- [TASK INSTRUCTIONS] Reproduce every line of the data below verbatim, leaving out the pictures.

# start of MATERIAL

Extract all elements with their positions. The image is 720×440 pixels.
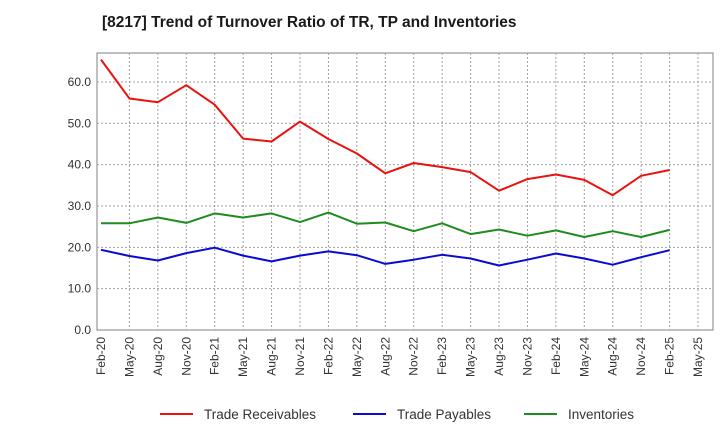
x-tick-label: Feb-24 [549, 337, 563, 375]
x-tick-label: Nov-20 [179, 337, 193, 376]
x-tick-label: Aug-24 [606, 337, 620, 376]
plot-frame [96, 52, 714, 331]
x-tick-label: Aug-20 [151, 337, 165, 376]
x-tick-label: May-25 [691, 337, 705, 377]
y-tick-label: 40.0 [68, 158, 92, 172]
x-tick-label: Feb-21 [208, 337, 222, 375]
x-tick-label: Feb-22 [321, 337, 335, 375]
y-tick-label: 20.0 [68, 240, 92, 254]
x-tick-label: Nov-23 [520, 337, 534, 376]
y-tick-label: 10.0 [68, 282, 92, 296]
gridlines [97, 53, 713, 330]
x-tick-label: Nov-22 [407, 337, 421, 376]
y-tick-label: 60.0 [68, 75, 92, 89]
x-tick-label: Aug-22 [378, 337, 392, 376]
y-axis: 0.0 10.0 20.0 30.0 40.0 50.0 60.0 [68, 75, 92, 337]
legend-label: Inventories [568, 407, 634, 422]
series-line-trade-payables [100, 246, 670, 267]
x-tick-label: Nov-24 [634, 337, 648, 376]
x-tick-label: May-23 [464, 337, 478, 377]
x-tick-label: Aug-21 [265, 337, 279, 376]
x-tick-label: Feb-23 [435, 337, 449, 375]
x-tick-label: May-20 [122, 337, 136, 377]
x-tick-label: May-21 [236, 337, 250, 377]
x-tick-label: Aug-23 [492, 337, 506, 376]
series-lines [100, 59, 670, 267]
x-tick-label: May-24 [577, 337, 591, 377]
x-tick-label: Nov-21 [293, 337, 307, 376]
y-tick-label: 50.0 [68, 116, 92, 130]
legend-label: Trade Receivables [204, 407, 316, 422]
y-tick-label: 0.0 [74, 323, 91, 337]
x-tick-label: Feb-20 [94, 337, 108, 375]
series-line-inventories [101, 211, 670, 238]
legend: Trade Receivables Trade Payables Inventori… [160, 407, 634, 422]
series-line-trade-receivables [100, 59, 670, 197]
x-axis: Feb-20 May-20 Aug-20 Nov-20 Feb-21 May-21 Aug-… [94, 337, 705, 377]
x-tick-label: Feb-25 [663, 337, 677, 375]
legend-label: Trade Payables [397, 407, 491, 422]
chart-title: [8217] Trend of Turnover Ratio of TR, TP… [102, 14, 517, 31]
x-tick-label: May-22 [350, 337, 364, 377]
y-tick-label: 30.0 [68, 199, 92, 213]
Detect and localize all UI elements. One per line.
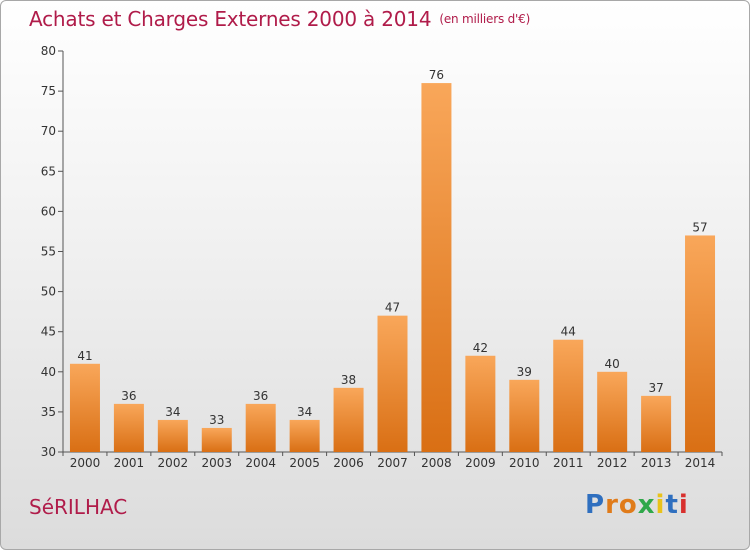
x-tick-label-2000: 2000 <box>70 456 101 470</box>
y-tick-label: 60 <box>41 204 56 218</box>
data-label-2002: 34 <box>165 405 180 419</box>
logo-letter: o <box>618 490 638 520</box>
data-label-2000: 41 <box>77 349 92 363</box>
data-label-2008: 76 <box>429 68 444 82</box>
data-label-2012: 40 <box>605 357 620 371</box>
chart-bars <box>69 83 716 452</box>
bar-2002 <box>157 419 188 452</box>
y-tick-label: 50 <box>41 285 56 299</box>
x-tick-label-2005: 2005 <box>289 456 320 470</box>
data-label-2001: 36 <box>121 389 136 403</box>
y-tick-label: 65 <box>41 164 56 178</box>
data-label-2013: 37 <box>648 381 663 395</box>
logo-letter: P <box>585 490 606 520</box>
bar-2010 <box>509 379 540 452</box>
bar-2009 <box>465 355 496 452</box>
data-label-2010: 39 <box>517 365 532 379</box>
x-tick-label-2011: 2011 <box>553 456 584 470</box>
data-label-2003: 33 <box>209 413 224 427</box>
bar-2005 <box>289 419 320 452</box>
logo-letter: r <box>605 490 619 520</box>
y-tick-label: 30 <box>41 445 56 459</box>
data-label-2014: 57 <box>692 220 707 234</box>
chart-data-labels: 41 36 34 33 36 34 38 47 76 42 39 44 40 37 57 <box>77 68 707 427</box>
proxiti-logo: Proxiti <box>585 490 689 520</box>
x-tick-label-2008: 2008 <box>421 456 452 470</box>
bar-2008 <box>421 83 452 452</box>
x-tick-label-2003: 2003 <box>201 456 232 470</box>
logo-letter: i <box>678 490 689 520</box>
bar-2011 <box>553 339 584 452</box>
y-tick-label: 55 <box>41 245 56 259</box>
y-tick-label: 45 <box>41 325 56 339</box>
data-label-2004: 36 <box>253 389 268 403</box>
bar-2006 <box>333 387 364 452</box>
x-tick-label-2001: 2001 <box>114 456 145 470</box>
bar-2001 <box>113 403 144 452</box>
logo-letter: i <box>655 490 666 520</box>
bar-2000 <box>69 363 100 452</box>
x-tick-label-2006: 2006 <box>333 456 364 470</box>
data-label-2005: 34 <box>297 405 312 419</box>
chart-axes: 30 35 40 45 50 55 60 65 70 75 80 2000 2001 2002 2003 20… <box>41 44 723 470</box>
y-tick-label: 35 <box>41 405 56 419</box>
y-tick-label: 80 <box>41 44 56 58</box>
chart-title: Achats et Charges Externes 2000 à 2014 (e… <box>29 7 530 31</box>
x-tick-label-2009: 2009 <box>465 456 496 470</box>
x-tick-label-2013: 2013 <box>641 456 672 470</box>
bar-2003 <box>201 427 232 452</box>
x-tick-label-2002: 2002 <box>158 456 189 470</box>
data-label-2009: 42 <box>473 341 488 355</box>
bar-2013 <box>641 395 672 452</box>
bar-2004 <box>245 403 276 452</box>
x-tick-label-2010: 2010 <box>509 456 540 470</box>
x-tick-label-2012: 2012 <box>597 456 628 470</box>
logo-letter: t <box>665 490 679 520</box>
logo-letter: x <box>637 490 656 520</box>
y-tick-label: 70 <box>41 124 56 138</box>
bar-2014 <box>685 235 716 452</box>
chart-title-text: Achats et Charges Externes 2000 à 2014 <box>29 7 432 31</box>
data-label-2006: 38 <box>341 373 356 387</box>
data-label-2011: 44 <box>561 325 576 339</box>
x-tick-label-2004: 2004 <box>245 456 276 470</box>
x-tick-label-2007: 2007 <box>377 456 408 470</box>
y-tick-label: 40 <box>41 365 56 379</box>
bar-2007 <box>377 315 408 452</box>
x-tick-label-2014: 2014 <box>685 456 716 470</box>
y-tick-label: 75 <box>41 84 56 98</box>
bar-2012 <box>597 371 628 452</box>
data-label-2007: 47 <box>385 301 400 315</box>
commune-name: SéRILHAC <box>29 495 128 519</box>
chart-subtitle: (en milliers d'€) <box>439 12 531 26</box>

# end of MATERIAL

- [CORRECT ANSWER]
Extract all elements with their positions. The image is 720×440 pixels.
x-tick-label: Feb-24 [549, 337, 563, 375]
x-tick-label: Nov-20 [179, 337, 193, 376]
x-tick-label: Aug-24 [606, 337, 620, 376]
plot-frame [96, 52, 714, 331]
x-tick-label: Aug-20 [151, 337, 165, 376]
x-tick-label: May-25 [691, 337, 705, 377]
y-tick-label: 40.0 [68, 158, 92, 172]
x-tick-label: Feb-21 [208, 337, 222, 375]
x-tick-label: Feb-22 [321, 337, 335, 375]
y-tick-label: 20.0 [68, 240, 92, 254]
x-tick-label: Nov-23 [520, 337, 534, 376]
y-tick-label: 10.0 [68, 282, 92, 296]
gridlines [97, 53, 713, 330]
x-tick-label: Nov-22 [407, 337, 421, 376]
y-tick-label: 60.0 [68, 75, 92, 89]
x-tick-label: Aug-22 [378, 337, 392, 376]
y-axis: 0.0 10.0 20.0 30.0 40.0 50.0 60.0 [68, 75, 92, 337]
legend-label: Inventories [568, 407, 634, 422]
series-line-trade-payables [100, 246, 670, 267]
x-tick-label: Nov-24 [634, 337, 648, 376]
x-tick-label: May-23 [464, 337, 478, 377]
x-tick-label: Aug-21 [265, 337, 279, 376]
x-tick-label: Feb-23 [435, 337, 449, 375]
x-tick-label: May-20 [122, 337, 136, 377]
x-tick-label: May-21 [236, 337, 250, 377]
x-tick-label: Aug-23 [492, 337, 506, 376]
series-lines [100, 59, 670, 267]
x-tick-label: May-24 [577, 337, 591, 377]
x-tick-label: Nov-21 [293, 337, 307, 376]
y-tick-label: 50.0 [68, 116, 92, 130]
legend-label: Trade Receivables [204, 407, 316, 422]
y-tick-label: 0.0 [74, 323, 91, 337]
x-tick-label: Feb-20 [94, 337, 108, 375]
series-line-inventories [101, 211, 670, 238]
legend: Trade Receivables Trade Payables Inventori… [160, 407, 634, 422]
series-line-trade-receivables [100, 59, 670, 197]
x-axis: Feb-20 May-20 Aug-20 Nov-20 Feb-21 May-21 Aug-… [94, 337, 705, 377]
x-tick-label: Feb-25 [663, 337, 677, 375]
legend-label: Trade Payables [397, 407, 491, 422]
chart-title: [8217] Trend of Turnover Ratio of TR, TP… [102, 14, 517, 31]
x-tick-label: May-22 [350, 337, 364, 377]
y-tick-label: 30.0 [68, 199, 92, 213]
Detect and localize all UI elements. One per line.
x-tick-label-2000: 2000 <box>70 456 101 470</box>
y-tick-label: 60 <box>41 204 56 218</box>
data-label-2002: 34 <box>165 405 180 419</box>
logo-letter: o <box>618 490 638 520</box>
data-label-2000: 41 <box>77 349 92 363</box>
data-label-2008: 76 <box>429 68 444 82</box>
data-label-2012: 40 <box>605 357 620 371</box>
chart-bars <box>69 83 716 452</box>
bar-2002 <box>157 419 188 452</box>
y-tick-label: 50 <box>41 285 56 299</box>
x-tick-label-2005: 2005 <box>289 456 320 470</box>
data-label-2001: 36 <box>121 389 136 403</box>
y-tick-label: 65 <box>41 164 56 178</box>
data-label-2013: 37 <box>648 381 663 395</box>
logo-letter: P <box>585 490 606 520</box>
bar-2010 <box>509 379 540 452</box>
bar-2009 <box>465 355 496 452</box>
data-label-2010: 39 <box>517 365 532 379</box>
x-tick-label-2011: 2011 <box>553 456 584 470</box>
data-label-2003: 33 <box>209 413 224 427</box>
bar-2005 <box>289 419 320 452</box>
logo-letter: r <box>605 490 619 520</box>
y-tick-label: 30 <box>41 445 56 459</box>
data-label-2014: 57 <box>692 220 707 234</box>
chart-data-labels: 41 36 34 33 36 34 38 47 76 42 39 44 40 37 57 <box>77 68 707 427</box>
proxiti-logo: Proxiti <box>585 490 689 520</box>
x-tick-label-2008: 2008 <box>421 456 452 470</box>
bar-2008 <box>421 83 452 452</box>
x-tick-label-2003: 2003 <box>201 456 232 470</box>
logo-letter: i <box>678 490 689 520</box>
bar-2011 <box>553 339 584 452</box>
y-tick-label: 55 <box>41 245 56 259</box>
y-tick-label: 45 <box>41 325 56 339</box>
data-label-2004: 36 <box>253 389 268 403</box>
bar-2006 <box>333 387 364 452</box>
x-tick-label-2001: 2001 <box>114 456 145 470</box>
bar-2001 <box>113 403 144 452</box>
logo-letter: i <box>655 490 666 520</box>
bar-2000 <box>69 363 100 452</box>
x-tick-label-2006: 2006 <box>333 456 364 470</box>
data-label-2005: 34 <box>297 405 312 419</box>
chart-axes: 30 35 40 45 50 55 60 65 70 75 80 2000 2001 2002 2003 20… <box>41 44 723 470</box>
y-tick-label: 35 <box>41 405 56 419</box>
y-tick-label: 80 <box>41 44 56 58</box>
chart-title: Achats et Charges Externes 2000 à 2014 (e… <box>29 7 530 31</box>
x-tick-label-2009: 2009 <box>465 456 496 470</box>
x-tick-label-2013: 2013 <box>641 456 672 470</box>
bar-2003 <box>201 427 232 452</box>
x-tick-label-2002: 2002 <box>158 456 189 470</box>
data-label-2009: 42 <box>473 341 488 355</box>
bar-2013 <box>641 395 672 452</box>
bar-2004 <box>245 403 276 452</box>
x-tick-label-2010: 2010 <box>509 456 540 470</box>
x-tick-label-2012: 2012 <box>597 456 628 470</box>
logo-letter: t <box>665 490 679 520</box>
logo-letter: x <box>637 490 656 520</box>
y-tick-label: 70 <box>41 124 56 138</box>
bar-2014 <box>685 235 716 452</box>
chart-title-text: Achats et Charges Externes 2000 à 2014 <box>29 7 432 31</box>
data-label-2006: 38 <box>341 373 356 387</box>
data-label-2011: 44 <box>561 325 576 339</box>
x-tick-label-2004: 2004 <box>245 456 276 470</box>
x-tick-label-2007: 2007 <box>377 456 408 470</box>
y-tick-label: 40 <box>41 365 56 379</box>
bar-2007 <box>377 315 408 452</box>
x-tick-label-2014: 2014 <box>685 456 716 470</box>
y-tick-label: 75 <box>41 84 56 98</box>
bar-2012 <box>597 371 628 452</box>
data-label-2007: 47 <box>385 301 400 315</box>
commune-name: SéRILHAC <box>29 495 128 519</box>
chart-subtitle: (en milliers d'€) <box>439 12 531 26</box>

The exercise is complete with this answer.